* **SET EXERCISE**
Output all lines exactly, with nothing added or dropped.

* **INPUT ROWS**
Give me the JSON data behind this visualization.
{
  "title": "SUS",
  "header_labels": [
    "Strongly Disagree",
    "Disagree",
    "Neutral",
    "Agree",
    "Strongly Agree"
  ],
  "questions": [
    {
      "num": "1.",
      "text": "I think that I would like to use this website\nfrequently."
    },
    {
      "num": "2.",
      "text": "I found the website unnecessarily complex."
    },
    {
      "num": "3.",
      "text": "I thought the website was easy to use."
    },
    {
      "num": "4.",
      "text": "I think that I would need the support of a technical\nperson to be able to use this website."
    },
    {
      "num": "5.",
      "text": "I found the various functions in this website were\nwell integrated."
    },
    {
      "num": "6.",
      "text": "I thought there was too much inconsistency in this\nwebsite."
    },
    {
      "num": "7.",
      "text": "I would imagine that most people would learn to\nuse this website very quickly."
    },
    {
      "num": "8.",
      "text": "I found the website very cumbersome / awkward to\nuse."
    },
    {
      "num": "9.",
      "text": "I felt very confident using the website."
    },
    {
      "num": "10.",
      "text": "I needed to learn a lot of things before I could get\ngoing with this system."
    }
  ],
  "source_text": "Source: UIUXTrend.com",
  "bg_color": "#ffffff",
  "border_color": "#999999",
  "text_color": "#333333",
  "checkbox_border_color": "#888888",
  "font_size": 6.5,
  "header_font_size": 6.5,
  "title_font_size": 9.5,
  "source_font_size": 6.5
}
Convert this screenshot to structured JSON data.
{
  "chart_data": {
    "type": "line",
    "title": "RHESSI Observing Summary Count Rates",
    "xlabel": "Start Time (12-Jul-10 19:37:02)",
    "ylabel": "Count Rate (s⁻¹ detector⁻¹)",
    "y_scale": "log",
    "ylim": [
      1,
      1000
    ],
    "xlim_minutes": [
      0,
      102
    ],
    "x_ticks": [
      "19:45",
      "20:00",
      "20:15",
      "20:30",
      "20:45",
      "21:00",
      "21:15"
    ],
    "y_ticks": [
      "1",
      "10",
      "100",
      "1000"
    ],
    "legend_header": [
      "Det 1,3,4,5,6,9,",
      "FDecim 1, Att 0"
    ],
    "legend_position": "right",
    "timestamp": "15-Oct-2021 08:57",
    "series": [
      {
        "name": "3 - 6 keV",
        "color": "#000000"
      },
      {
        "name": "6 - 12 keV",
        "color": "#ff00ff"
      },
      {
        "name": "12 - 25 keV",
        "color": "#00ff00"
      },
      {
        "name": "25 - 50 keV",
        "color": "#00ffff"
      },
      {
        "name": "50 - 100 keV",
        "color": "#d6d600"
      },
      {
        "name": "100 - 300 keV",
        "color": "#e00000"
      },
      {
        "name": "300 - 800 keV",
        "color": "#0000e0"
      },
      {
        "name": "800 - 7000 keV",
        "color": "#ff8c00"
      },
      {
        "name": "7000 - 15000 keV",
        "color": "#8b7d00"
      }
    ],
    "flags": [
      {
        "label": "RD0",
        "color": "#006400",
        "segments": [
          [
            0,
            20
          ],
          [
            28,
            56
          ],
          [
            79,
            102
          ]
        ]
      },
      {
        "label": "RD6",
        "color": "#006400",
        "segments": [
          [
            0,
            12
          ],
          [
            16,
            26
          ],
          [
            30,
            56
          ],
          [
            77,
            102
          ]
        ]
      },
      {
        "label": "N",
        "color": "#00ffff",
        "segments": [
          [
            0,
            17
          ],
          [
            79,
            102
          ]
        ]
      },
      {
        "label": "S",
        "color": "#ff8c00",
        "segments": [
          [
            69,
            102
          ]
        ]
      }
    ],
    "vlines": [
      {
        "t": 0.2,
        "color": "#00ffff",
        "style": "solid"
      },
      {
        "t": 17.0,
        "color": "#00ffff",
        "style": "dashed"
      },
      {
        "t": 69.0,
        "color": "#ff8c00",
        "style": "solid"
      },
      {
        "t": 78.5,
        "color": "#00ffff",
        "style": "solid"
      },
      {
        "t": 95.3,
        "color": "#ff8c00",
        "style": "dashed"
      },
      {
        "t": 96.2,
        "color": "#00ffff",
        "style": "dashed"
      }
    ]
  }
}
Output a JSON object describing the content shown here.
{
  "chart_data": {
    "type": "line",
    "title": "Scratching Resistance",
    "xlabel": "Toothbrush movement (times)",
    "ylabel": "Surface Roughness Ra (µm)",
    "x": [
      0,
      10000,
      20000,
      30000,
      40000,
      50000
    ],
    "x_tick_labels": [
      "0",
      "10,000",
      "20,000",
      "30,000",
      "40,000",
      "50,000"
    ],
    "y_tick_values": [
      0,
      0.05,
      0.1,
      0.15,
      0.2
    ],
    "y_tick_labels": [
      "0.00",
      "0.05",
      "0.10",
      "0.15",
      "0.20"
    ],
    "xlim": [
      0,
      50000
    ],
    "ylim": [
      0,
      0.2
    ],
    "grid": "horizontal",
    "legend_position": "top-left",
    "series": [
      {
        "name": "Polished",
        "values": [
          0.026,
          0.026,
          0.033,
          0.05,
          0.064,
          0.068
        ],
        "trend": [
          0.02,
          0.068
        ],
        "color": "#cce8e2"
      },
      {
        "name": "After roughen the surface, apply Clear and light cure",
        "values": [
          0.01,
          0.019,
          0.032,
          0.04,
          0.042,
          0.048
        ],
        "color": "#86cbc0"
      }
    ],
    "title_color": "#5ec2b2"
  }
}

* **TASK RESULT**
Give me the JSON data behind this visualization.
{
  "title": "SUS",
  "header_labels": [
    "Strongly Disagree",
    "Disagree",
    "Neutral",
    "Agree",
    "Strongly Agree"
  ],
  "questions": [
    {
      "num": "1.",
      "text": "I think that I would like to use this website\nfrequently."
    },
    {
      "num": "2.",
      "text": "I found the website unnecessarily complex."
    },
    {
      "num": "3.",
      "text": "I thought the website was easy to use."
    },
    {
      "num": "4.",
      "text": "I think that I would need the support of a technical\nperson to be able to use this website."
    },
    {
      "num": "5.",
      "text": "I found the various functions in this website were\nwell integrated."
    },
    {
      "num": "6.",
      "text": "I thought there was too much inconsistency in this\nwebsite."
    },
    {
      "num": "7.",
      "text": "I would imagine that most people would learn to\nuse this website very quickly."
    },
    {
      "num": "8.",
      "text": "I found the website very cumbersome / awkward to\nuse."
    },
    {
      "num": "9.",
      "text": "I felt very confident using the website."
    },
    {
      "num": "10.",
      "text": "I needed to learn a lot of things before I could get\ngoing with this system."
    }
  ],
  "source_text": "Source: UIUXTrend.com",
  "bg_color": "#ffffff",
  "border_color": "#999999",
  "text_color": "#333333",
  "checkbox_border_color": "#888888",
  "font_size": 6.5,
  "header_font_size": 6.5,
  "title_font_size": 9.5,
  "source_font_size": 6.5
}
Convert this screenshot to structured JSON data.
{
  "chart_data": {
    "type": "line",
    "title": "RHESSI Observing Summary Count Rates",
    "xlabel": "Start Time (12-Jul-10 19:37:02)",
    "ylabel": "Count Rate (s⁻¹ detector⁻¹)",
    "y_scale": "log",
    "ylim": [
      1,
      1000
    ],
    "xlim_minutes": [
      0,
      102
    ],
    "x_ticks": [
      "19:45",
      "20:00",
      "20:15",
      "20:30",
      "20:45",
      "21:00",
      "21:15"
    ],
    "y_ticks": [
      "1",
      "10",
      "100",
      "1000"
    ],
    "legend_header": [
      "Det 1,3,4,5,6,9,",
      "FDecim 1, Att 0"
    ],
    "legend_position": "right",
    "timestamp": "15-Oct-2021 08:57",
    "series": [
      {
        "name": "3 - 6 keV",
        "color": "#000000"
      },
      {
        "name": "6 - 12 keV",
        "color": "#ff00ff"
      },
      {
        "name": "12 - 25 keV",
        "color": "#00ff00"
      },
      {
        "name": "25 - 50 keV",
        "color": "#00ffff"
      },
      {
        "name": "50 - 100 keV",
        "color": "#d6d600"
      },
      {
        "name": "100 - 300 keV",
        "color": "#e00000"
      },
      {
        "name": "300 - 800 keV",
        "color": "#0000e0"
      },
      {
        "name": "800 - 7000 keV",
        "color": "#ff8c00"
      },
      {
        "name": "7000 - 15000 keV",
        "color": "#8b7d00"
      }
    ],
    "flags": [
      {
        "label": "RD0",
        "color": "#006400",
        "segments": [
          [
            0,
            20
          ],
          [
            28,
            56
          ],
          [
            79,
            102
          ]
        ]
      },
      {
        "label": "RD6",
        "color": "#006400",
        "segments": [
          [
            0,
            12
          ],
          [
            16,
            26
          ],
          [
            30,
            56
          ],
          [
            77,
            102
          ]
        ]
      },
      {
        "label": "N",
        "color": "#00ffff",
        "segments": [
          [
            0,
            17
          ],
          [
            79,
            102
          ]
        ]
      },
      {
        "label": "S",
        "color": "#ff8c00",
        "segments": [
          [
            69,
            102
          ]
        ]
      }
    ],
    "vlines": [
      {
        "t": 0.2,
        "color": "#00ffff",
        "style": "solid"
      },
      {
        "t": 17.0,
        "color": "#00ffff",
        "style": "dashed"
      },
      {
        "t": 69.0,
        "color": "#ff8c00",
        "style": "solid"
      },
      {
        "t": 78.5,
        "color": "#00ffff",
        "style": "solid"
      },
      {
        "t": 95.3,
        "color": "#ff8c00",
        "style": "dashed"
      },
      {
        "t": 96.2,
        "color": "#00ffff",
        "style": "dashed"
      }
    ]
  }
}
Output a JSON object describing the content shown here.
{
  "chart_data": {
    "type": "line",
    "title": "Scratching Resistance",
    "xlabel": "Toothbrush movement (times)",
    "ylabel": "Surface Roughness Ra (µm)",
    "x": [
      0,
      10000,
      20000,
      30000,
      40000,
      50000
    ],
    "x_tick_labels": [
      "0",
      "10,000",
      "20,000",
      "30,000",
      "40,000",
      "50,000"
    ],
    "y_tick_values": [
      0,
      0.05,
      0.1,
      0.15,
      0.2
    ],
    "y_tick_labels": [
      "0.00",
      "0.05",
      "0.10",
      "0.15",
      "0.20"
    ],
    "xlim": [
      0,
      50000
    ],
    "ylim": [
      0,
      0.2
    ],
    "grid": "horizontal",
    "legend_position": "top-left",
    "series": [
      {
        "name": "Polished",
        "values": [
          0.026,
          0.026,
          0.033,
          0.05,
          0.064,
          0.068
        ],
        "trend": [
          0.02,
          0.068
        ],
        "color": "#cce8e2"
      },
      {
        "name": "After roughen the surface, apply Clear and light cure",
        "values": [
          0.01,
          0.019,
          0.032,
          0.04,
          0.042,
          0.048
        ],
        "color": "#86cbc0"
      }
    ],
    "title_color": "#5ec2b2"
  }
}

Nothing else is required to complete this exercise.